**Written problem**
Write the records below out again exactly as given, with no images.

**Collection entries**
- - -
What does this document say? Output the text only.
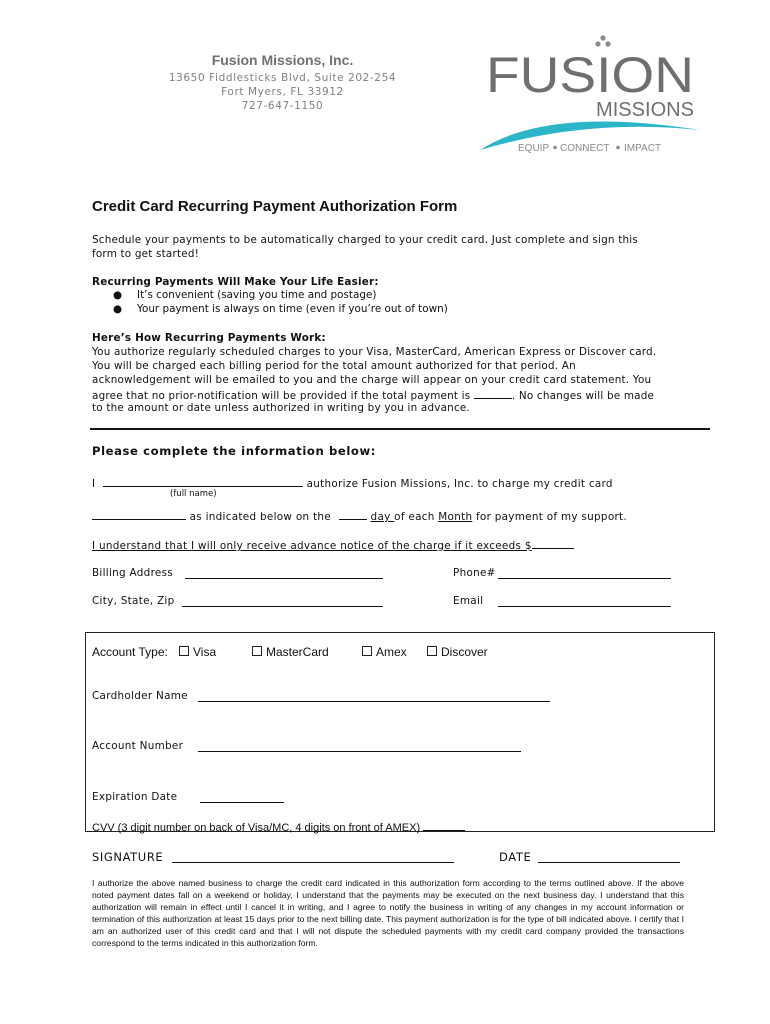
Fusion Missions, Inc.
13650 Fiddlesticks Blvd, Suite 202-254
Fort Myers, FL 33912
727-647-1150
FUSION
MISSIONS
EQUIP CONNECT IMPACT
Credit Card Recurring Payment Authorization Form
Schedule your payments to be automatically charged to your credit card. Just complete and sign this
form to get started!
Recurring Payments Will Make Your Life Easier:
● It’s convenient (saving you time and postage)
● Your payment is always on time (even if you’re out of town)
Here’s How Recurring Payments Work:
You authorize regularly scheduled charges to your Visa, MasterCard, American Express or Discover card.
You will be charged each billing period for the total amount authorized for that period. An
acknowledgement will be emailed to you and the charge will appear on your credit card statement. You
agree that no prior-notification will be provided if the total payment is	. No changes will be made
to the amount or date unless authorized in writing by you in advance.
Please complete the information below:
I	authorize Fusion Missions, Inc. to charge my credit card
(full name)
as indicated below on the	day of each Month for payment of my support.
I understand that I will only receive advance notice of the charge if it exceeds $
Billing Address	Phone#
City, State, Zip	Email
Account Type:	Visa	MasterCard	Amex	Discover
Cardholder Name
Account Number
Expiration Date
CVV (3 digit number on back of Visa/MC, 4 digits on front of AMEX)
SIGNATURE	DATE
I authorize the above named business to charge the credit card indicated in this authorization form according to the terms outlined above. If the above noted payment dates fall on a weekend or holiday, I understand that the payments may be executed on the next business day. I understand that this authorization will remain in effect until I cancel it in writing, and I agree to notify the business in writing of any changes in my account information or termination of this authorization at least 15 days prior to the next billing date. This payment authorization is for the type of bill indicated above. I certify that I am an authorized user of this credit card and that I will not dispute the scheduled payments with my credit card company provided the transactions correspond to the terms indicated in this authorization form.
- - -
**Result of this task**
What does this document say? Output the text only.
Fusion Missions, Inc.
13650 Fiddlesticks Blvd, Suite 202-254
Fort Myers, FL 33912
727-647-1150
FUSION
MISSIONS
EQUIP CONNECT IMPACT
Credit Card Recurring Payment Authorization Form
Schedule your payments to be automatically charged to your credit card. Just complete and sign this
form to get started!
Recurring Payments Will Make Your Life Easier:
● It’s convenient (saving you time and postage)
● Your payment is always on time (even if you’re out of town)
Here’s How Recurring Payments Work:
You authorize regularly scheduled charges to your Visa, MasterCard, American Express or Discover card.
You will be charged each billing period for the total amount authorized for that period. An
acknowledgement will be emailed to you and the charge will appear on your credit card statement. You
agree that no prior-notification will be provided if the total payment is	. No changes will be made
to the amount or date unless authorized in writing by you in advance.
Please complete the information below:
I	authorize Fusion Missions, Inc. to charge my credit card
(full name)
as indicated below on the	day of each Month for payment of my support.
I understand that I will only receive advance notice of the charge if it exceeds $
Billing Address	Phone#
City, State, Zip	Email
Account Type:	Visa	MasterCard	Amex	Discover
Cardholder Name
Account Number
Expiration Date
CVV (3 digit number on back of Visa/MC, 4 digits on front of AMEX)
SIGNATURE	DATE
I authorize the above named business to charge the credit card indicated in this authorization form according to the terms outlined above. If the above noted payment dates fall on a weekend or holiday, I understand that the payments may be executed on the next business day. I understand that this authorization will remain in effect until I cancel it in writing, and I agree to notify the business in writing of any changes in my account information or termination of this authorization at least 15 days prior to the next billing date. This payment authorization is for the type of bill indicated above. I certify that I am an authorized user of this credit card and that I will not dispute the scheduled payments with my credit card company provided the transactions correspond to the terms indicated in this authorization form.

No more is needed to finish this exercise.